**Instructions for the task:**
Show every line containing "Daily" by copying it.

═══ Data in this exercise ═══

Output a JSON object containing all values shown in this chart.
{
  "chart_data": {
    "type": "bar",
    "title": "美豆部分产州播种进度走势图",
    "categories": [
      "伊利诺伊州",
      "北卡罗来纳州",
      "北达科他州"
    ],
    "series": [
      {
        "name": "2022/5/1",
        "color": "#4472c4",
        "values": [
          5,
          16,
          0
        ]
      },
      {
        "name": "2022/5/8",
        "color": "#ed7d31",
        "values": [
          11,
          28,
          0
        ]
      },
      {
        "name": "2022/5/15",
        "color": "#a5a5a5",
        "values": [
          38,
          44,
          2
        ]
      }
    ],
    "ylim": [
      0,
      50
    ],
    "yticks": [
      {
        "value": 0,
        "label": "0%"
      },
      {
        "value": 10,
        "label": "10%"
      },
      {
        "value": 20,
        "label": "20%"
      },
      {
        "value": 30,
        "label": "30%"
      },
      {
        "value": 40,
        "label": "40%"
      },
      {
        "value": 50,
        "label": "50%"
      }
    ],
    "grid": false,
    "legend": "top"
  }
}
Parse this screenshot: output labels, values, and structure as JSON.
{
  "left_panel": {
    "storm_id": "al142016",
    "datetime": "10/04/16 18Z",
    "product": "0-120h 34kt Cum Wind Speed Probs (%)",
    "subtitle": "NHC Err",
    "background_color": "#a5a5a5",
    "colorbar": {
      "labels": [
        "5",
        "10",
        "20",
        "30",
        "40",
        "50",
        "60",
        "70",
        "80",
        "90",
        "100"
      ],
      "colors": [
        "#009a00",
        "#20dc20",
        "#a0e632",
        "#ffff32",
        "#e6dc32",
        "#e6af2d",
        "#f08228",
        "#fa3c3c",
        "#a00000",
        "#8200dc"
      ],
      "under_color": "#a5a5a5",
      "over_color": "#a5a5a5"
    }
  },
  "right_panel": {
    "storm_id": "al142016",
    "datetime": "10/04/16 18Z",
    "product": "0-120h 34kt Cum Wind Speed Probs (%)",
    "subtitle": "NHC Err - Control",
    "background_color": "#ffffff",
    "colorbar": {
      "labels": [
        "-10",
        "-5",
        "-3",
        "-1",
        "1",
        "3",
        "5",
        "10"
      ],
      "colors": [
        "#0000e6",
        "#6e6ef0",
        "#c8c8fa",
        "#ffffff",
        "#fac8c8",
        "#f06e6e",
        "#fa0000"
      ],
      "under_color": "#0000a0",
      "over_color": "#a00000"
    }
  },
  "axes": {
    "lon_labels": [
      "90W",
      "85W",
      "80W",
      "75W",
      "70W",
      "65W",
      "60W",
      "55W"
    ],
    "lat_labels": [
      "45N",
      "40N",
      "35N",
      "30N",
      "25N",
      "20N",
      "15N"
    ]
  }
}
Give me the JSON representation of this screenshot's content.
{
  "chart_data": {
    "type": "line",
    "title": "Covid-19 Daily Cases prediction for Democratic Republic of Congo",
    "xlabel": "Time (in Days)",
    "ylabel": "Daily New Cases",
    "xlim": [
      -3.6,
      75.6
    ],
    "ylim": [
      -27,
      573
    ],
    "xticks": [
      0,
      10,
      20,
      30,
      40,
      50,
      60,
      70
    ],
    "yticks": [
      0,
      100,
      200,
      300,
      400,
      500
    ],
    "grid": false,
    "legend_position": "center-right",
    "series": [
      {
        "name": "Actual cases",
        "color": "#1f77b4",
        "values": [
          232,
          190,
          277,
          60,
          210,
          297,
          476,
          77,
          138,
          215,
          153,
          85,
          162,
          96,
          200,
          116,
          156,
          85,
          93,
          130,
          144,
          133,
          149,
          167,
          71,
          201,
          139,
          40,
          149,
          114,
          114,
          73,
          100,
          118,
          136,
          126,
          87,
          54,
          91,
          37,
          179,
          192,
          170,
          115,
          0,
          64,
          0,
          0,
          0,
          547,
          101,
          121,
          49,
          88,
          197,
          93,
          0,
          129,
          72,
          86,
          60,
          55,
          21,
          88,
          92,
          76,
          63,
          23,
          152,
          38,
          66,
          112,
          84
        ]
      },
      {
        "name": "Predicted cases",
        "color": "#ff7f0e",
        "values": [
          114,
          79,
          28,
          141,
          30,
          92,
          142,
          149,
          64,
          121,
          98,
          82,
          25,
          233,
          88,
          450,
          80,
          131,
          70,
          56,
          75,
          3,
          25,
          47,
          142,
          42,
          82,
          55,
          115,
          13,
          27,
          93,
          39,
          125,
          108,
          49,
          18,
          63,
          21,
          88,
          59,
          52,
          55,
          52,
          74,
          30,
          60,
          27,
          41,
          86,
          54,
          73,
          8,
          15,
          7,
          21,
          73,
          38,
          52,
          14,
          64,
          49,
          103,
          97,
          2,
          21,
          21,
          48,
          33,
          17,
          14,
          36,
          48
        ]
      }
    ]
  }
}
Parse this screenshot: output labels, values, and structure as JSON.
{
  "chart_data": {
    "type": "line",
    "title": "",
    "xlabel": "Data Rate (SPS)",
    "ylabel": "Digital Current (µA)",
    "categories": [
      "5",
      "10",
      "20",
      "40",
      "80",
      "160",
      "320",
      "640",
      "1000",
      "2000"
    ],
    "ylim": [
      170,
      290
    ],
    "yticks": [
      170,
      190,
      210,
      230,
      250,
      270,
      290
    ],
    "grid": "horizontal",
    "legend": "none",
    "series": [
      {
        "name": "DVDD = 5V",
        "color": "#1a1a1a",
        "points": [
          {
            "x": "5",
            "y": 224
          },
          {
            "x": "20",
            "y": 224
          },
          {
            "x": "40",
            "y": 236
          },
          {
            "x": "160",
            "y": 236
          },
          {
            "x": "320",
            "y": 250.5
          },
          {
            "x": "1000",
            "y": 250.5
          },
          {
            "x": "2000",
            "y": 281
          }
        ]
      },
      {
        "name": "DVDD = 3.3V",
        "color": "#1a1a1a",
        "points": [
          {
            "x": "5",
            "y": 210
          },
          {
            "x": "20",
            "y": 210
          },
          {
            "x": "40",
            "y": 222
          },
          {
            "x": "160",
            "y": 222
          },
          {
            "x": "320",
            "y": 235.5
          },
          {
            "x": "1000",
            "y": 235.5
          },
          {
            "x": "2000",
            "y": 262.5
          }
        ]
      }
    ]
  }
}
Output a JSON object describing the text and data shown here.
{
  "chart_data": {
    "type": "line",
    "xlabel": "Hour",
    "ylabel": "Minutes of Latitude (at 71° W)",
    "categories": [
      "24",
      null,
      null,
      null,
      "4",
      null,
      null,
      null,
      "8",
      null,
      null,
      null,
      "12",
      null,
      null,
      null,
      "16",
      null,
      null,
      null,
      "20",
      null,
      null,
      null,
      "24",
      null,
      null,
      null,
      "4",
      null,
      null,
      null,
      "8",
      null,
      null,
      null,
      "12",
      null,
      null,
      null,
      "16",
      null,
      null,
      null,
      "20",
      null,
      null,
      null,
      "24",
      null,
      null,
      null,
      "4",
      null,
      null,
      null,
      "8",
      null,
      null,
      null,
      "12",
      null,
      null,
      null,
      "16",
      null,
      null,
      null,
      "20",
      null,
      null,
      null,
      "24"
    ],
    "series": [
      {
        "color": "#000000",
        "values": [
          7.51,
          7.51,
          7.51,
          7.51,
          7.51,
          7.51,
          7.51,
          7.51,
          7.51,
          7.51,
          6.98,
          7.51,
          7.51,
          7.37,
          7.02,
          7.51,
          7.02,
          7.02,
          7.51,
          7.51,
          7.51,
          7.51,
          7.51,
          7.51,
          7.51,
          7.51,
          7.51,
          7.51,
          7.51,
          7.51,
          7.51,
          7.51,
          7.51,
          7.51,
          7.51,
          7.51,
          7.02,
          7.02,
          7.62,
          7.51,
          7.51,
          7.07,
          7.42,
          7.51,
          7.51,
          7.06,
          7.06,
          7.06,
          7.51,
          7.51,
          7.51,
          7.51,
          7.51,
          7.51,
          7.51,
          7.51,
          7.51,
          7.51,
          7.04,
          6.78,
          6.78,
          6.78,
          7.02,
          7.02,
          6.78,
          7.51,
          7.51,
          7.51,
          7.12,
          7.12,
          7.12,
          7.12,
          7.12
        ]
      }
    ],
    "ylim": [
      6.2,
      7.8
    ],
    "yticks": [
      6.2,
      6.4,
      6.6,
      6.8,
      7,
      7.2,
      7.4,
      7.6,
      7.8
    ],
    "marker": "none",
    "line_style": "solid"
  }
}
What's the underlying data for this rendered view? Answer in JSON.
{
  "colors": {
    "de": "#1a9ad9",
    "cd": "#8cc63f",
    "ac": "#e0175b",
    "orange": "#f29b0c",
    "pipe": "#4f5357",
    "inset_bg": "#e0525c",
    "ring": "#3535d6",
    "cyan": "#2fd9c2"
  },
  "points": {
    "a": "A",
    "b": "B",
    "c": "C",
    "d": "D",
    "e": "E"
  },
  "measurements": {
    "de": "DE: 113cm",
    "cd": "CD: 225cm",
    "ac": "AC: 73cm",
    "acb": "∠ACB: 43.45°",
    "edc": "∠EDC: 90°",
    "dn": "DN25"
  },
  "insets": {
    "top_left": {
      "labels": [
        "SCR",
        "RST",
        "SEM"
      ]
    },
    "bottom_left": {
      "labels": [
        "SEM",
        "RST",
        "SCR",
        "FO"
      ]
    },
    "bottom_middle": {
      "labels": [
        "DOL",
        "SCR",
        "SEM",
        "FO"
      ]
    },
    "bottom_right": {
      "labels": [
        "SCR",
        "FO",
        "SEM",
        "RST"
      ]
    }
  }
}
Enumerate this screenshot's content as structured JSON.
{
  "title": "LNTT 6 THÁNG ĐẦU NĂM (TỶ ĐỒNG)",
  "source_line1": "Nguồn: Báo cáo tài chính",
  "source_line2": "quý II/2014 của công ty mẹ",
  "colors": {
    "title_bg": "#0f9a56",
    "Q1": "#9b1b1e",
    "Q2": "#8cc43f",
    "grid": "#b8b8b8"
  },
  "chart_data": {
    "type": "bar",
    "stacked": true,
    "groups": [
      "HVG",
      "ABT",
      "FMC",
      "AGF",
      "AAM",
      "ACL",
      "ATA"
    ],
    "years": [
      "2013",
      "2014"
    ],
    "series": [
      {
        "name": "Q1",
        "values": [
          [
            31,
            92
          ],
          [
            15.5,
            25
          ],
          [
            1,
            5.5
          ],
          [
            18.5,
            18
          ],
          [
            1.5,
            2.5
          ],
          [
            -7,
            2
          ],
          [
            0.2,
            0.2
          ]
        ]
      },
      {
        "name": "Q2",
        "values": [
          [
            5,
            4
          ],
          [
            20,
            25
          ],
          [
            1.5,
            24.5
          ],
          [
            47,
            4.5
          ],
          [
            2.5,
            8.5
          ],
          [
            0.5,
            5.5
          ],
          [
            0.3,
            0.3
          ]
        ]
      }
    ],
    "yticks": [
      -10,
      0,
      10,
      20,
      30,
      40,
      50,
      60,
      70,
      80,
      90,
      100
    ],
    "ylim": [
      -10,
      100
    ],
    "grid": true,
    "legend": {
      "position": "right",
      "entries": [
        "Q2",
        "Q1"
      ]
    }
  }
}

═══

**Output:**
    "title": "Covid-19 Daily Cases prediction for Democratic Republic of Congo",
    "ylabel": "Daily New Cases",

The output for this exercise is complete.